EXERCISE MATERIALS =>
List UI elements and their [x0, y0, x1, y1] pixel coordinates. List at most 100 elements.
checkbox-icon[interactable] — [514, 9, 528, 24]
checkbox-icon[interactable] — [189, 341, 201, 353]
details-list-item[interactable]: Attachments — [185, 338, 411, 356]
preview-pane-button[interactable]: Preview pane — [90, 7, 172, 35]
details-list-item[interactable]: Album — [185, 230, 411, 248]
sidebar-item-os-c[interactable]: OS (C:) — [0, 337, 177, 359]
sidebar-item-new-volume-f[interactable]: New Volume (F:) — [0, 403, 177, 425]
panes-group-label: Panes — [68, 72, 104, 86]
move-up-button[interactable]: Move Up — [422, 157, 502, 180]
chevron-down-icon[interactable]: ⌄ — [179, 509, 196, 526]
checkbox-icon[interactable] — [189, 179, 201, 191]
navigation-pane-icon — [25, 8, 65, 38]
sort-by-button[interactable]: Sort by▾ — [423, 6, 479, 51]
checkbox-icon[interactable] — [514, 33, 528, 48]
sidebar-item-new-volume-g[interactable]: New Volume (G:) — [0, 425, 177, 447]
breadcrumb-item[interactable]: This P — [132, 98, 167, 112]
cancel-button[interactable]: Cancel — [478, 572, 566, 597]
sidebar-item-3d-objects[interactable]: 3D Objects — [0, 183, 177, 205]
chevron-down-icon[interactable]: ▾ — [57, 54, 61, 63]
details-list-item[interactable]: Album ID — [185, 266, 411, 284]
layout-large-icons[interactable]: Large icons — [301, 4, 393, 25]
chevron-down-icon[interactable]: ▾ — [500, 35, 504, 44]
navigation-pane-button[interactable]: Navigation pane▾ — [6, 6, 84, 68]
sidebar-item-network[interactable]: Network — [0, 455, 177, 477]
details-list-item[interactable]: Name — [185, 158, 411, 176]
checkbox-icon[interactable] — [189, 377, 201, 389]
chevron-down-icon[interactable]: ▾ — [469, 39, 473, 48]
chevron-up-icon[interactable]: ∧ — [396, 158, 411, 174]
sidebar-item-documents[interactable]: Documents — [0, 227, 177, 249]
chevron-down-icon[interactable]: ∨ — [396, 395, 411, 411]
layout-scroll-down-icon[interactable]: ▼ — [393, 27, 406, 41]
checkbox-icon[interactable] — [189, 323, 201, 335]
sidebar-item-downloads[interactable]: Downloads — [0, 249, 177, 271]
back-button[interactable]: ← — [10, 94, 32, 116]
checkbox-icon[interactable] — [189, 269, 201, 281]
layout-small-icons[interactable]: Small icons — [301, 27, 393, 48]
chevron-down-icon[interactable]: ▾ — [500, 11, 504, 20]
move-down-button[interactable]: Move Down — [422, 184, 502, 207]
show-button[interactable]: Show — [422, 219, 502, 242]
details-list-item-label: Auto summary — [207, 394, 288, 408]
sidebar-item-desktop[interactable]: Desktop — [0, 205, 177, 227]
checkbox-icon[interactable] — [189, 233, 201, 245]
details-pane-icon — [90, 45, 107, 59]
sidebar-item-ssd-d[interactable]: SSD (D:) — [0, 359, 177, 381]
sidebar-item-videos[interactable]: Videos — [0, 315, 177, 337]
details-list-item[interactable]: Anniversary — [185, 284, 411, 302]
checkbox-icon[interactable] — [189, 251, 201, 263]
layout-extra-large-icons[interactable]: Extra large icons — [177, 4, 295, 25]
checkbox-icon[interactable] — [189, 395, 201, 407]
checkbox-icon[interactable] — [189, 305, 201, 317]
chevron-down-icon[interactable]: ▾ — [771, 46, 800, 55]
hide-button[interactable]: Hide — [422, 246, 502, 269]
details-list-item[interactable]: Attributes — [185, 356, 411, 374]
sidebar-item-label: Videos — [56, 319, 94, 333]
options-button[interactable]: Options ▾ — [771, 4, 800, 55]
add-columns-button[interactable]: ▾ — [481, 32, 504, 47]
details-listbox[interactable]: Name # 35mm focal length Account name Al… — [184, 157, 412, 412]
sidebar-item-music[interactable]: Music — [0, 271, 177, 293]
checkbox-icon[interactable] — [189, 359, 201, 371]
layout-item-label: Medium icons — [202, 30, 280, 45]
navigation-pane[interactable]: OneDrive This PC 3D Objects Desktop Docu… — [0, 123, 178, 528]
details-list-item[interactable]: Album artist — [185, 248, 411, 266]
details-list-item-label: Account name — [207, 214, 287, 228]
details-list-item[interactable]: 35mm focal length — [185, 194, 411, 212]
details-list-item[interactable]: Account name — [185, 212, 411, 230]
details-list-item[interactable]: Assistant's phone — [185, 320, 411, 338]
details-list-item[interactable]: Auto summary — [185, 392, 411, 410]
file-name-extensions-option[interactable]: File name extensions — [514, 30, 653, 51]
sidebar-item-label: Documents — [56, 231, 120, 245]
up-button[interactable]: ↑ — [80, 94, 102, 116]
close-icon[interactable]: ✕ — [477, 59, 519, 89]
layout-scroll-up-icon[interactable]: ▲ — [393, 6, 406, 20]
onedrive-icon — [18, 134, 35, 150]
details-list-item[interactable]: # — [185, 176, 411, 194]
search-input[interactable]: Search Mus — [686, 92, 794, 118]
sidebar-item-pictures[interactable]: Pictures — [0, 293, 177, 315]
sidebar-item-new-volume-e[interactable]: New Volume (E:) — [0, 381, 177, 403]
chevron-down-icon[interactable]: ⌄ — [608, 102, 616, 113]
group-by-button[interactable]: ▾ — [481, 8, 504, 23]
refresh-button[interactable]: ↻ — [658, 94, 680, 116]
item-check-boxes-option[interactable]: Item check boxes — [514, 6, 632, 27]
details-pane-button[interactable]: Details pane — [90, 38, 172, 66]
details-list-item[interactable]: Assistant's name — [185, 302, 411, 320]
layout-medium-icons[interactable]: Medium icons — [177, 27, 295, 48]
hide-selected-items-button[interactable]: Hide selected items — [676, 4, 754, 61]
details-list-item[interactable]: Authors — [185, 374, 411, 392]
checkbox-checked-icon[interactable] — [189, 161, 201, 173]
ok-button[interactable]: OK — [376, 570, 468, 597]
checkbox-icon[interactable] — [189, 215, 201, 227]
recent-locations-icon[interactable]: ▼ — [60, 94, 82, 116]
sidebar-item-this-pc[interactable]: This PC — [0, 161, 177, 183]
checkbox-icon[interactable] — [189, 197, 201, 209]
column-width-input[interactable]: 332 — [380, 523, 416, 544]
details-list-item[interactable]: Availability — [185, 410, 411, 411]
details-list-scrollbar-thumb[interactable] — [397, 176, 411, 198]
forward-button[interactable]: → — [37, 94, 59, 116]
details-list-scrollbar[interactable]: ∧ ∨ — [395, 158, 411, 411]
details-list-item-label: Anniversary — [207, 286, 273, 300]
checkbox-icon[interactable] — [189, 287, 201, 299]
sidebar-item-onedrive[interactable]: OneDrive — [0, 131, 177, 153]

PROBLEM STATEMENT => Replace "Album ID" with "Album Code" in the material, starting at its first line and stopping after the line that contains "sidebar-item-network[interactable]: Network —". Give those lines again with nothing else changed.

ANSWER FOR THIS EXERCISE =>
List UI elements and their [x0, y0, x1, y1] pixel coordinates. List at most 100 elements.
checkbox-icon[interactable] — [514, 9, 528, 24]
checkbox-icon[interactable] — [189, 341, 201, 353]
details-list-item[interactable]: Attachments — [185, 338, 411, 356]
preview-pane-button[interactable]: Preview pane — [90, 7, 172, 35]
details-list-item[interactable]: Album — [185, 230, 411, 248]
sidebar-item-os-c[interactable]: OS (C:) — [0, 337, 177, 359]
sidebar-item-new-volume-f[interactable]: New Volume (F:) — [0, 403, 177, 425]
panes-group-label: Panes — [68, 72, 104, 86]
move-up-button[interactable]: Move Up — [422, 157, 502, 180]
chevron-down-icon[interactable]: ⌄ — [179, 509, 196, 526]
checkbox-icon[interactable] — [189, 179, 201, 191]
navigation-pane-icon — [25, 8, 65, 38]
sort-by-button[interactable]: Sort by▾ — [423, 6, 479, 51]
checkbox-icon[interactable] — [514, 33, 528, 48]
sidebar-item-new-volume-g[interactable]: New Volume (G:) — [0, 425, 177, 447]
breadcrumb-item[interactable]: This P — [132, 98, 167, 112]
cancel-button[interactable]: Cancel — [478, 572, 566, 597]
sidebar-item-3d-objects[interactable]: 3D Objects — [0, 183, 177, 205]
chevron-down-icon[interactable]: ▾ — [57, 54, 61, 63]
details-list-item[interactable]: Album Code — [185, 266, 411, 284]
layout-large-icons[interactable]: Large icons — [301, 4, 393, 25]
chevron-down-icon[interactable]: ▾ — [500, 35, 504, 44]
navigation-pane-button[interactable]: Navigation pane▾ — [6, 6, 84, 68]
sidebar-item-network[interactable]: Network — [0, 455, 177, 477]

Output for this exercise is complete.